Answer these from the firmware flashing guide below:
(a) Which MAVLink message supplies the board information shown in the panel?
(b) What PX4 versions can be selected?
(c) Apart from holding the boot button while plugging in USB, how can some boards enter DFU mode for Betaflight?

** Opening Text passage block **

Open the Firmware panel

Navigate to Configure > Firmware in the sidebar.
3

View board info

The panel shows the detected board name, current firmware version, and board ID. This information comes from the AUTOPILOT_VERSION MAVLink message.
4

Select firmware

Choose the ArduPilot vehicle type (Copter, Plane, Rover, Sub) and version. Stable, beta, and development builds are available.
5

Flash

Click “Flash Firmware.” The board reboots into bootloader mode. The progress bar shows the upload status. Do not disconnect during flashing.
6

Reconnect

After flashing, the board reboots with the new firmware. Reconnect and verify the version in the board info section.

Flashing PX4

The PX4 section follows a similar flow:
  1. Connect the FC and open the Firmware panel.
  2. The PX4 section auto-detects PX4-compatible boards.
  3. Select the PX4 version (stable or development).
  4. Flash and wait for the progress bar to complete.
  5. Reconnect after reboot.

Flashing Betaflight

Betaflight flashing has a few extra considerations:
  1. Enter DFU mode: Some boards require holding the boot button while plugging in USB. Others can enter DFU via an MSP command from the CLI panel.
  2. Select the Betaflight target that matches your board.
  3. Choose the firmware version.
  4. Flash the firmware binary.
  5. Reconnect after reboot.
Flashing the wrong firmware target can brick your flight controller. Always verify that the detected board matches the firmware target you select. If in doubt, check the board’s documentation for the correct target name.

** Closing Text passage block **
** Opening Given data block **

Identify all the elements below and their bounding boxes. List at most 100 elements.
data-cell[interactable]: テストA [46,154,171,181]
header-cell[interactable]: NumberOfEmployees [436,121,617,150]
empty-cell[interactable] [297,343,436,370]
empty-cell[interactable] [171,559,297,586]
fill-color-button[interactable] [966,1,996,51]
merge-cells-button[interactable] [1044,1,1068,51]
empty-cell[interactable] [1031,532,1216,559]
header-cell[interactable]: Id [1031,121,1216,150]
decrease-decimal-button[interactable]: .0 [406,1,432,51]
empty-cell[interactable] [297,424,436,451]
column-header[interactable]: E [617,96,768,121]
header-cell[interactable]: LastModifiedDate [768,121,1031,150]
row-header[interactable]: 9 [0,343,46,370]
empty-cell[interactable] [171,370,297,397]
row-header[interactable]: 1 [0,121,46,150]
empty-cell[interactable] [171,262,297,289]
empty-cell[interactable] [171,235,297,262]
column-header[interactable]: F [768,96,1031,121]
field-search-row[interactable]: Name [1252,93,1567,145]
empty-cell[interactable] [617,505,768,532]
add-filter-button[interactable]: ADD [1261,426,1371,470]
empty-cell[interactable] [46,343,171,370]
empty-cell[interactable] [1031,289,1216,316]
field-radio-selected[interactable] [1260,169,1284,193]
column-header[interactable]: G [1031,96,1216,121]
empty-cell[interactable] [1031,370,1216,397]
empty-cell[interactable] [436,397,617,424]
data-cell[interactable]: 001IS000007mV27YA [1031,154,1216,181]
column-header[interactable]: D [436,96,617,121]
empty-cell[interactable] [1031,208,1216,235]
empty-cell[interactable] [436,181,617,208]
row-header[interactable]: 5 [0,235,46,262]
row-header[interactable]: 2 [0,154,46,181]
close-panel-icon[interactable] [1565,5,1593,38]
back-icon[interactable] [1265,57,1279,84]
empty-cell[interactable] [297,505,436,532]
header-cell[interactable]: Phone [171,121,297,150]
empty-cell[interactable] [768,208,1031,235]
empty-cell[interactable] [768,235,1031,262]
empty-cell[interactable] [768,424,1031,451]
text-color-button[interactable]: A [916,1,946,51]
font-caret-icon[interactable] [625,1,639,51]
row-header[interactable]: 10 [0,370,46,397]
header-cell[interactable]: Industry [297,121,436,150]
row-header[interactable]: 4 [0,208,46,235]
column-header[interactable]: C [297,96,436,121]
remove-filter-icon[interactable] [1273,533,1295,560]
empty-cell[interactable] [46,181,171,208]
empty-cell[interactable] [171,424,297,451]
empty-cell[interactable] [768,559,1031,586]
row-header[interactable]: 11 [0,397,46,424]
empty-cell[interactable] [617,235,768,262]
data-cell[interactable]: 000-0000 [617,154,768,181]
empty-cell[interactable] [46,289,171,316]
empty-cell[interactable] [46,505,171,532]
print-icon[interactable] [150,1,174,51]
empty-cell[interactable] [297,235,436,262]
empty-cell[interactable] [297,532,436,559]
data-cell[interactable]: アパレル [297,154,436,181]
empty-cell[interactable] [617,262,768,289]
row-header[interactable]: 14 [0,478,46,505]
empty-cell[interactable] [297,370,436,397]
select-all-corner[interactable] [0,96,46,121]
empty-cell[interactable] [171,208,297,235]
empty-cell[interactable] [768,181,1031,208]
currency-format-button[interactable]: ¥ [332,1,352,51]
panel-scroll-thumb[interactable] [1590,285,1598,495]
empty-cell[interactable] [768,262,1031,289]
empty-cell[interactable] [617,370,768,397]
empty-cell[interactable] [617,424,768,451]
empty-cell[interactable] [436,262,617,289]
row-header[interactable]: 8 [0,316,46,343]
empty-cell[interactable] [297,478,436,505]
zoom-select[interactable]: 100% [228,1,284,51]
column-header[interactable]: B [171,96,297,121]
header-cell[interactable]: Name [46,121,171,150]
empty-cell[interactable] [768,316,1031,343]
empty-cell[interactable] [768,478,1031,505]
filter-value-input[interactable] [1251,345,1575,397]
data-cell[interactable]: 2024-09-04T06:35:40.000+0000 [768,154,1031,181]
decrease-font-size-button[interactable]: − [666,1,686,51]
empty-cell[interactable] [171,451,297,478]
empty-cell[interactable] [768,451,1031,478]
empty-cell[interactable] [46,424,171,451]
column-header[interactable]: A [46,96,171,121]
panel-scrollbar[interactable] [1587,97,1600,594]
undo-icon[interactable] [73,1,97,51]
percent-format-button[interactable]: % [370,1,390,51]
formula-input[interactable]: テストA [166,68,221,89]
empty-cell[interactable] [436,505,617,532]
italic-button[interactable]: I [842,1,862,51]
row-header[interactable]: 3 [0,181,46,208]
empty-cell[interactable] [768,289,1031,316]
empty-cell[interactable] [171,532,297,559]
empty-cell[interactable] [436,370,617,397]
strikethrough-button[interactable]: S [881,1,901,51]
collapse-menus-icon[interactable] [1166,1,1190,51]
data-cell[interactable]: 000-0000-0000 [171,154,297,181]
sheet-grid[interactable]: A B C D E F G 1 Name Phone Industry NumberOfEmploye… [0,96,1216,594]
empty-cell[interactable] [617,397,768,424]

** Closing Given data block **

- **Exercise answer**:
(a) The AUTOPILOT_VERSION message.
(b) Stable or development.
(c) Through an MSP command from the CLI panel.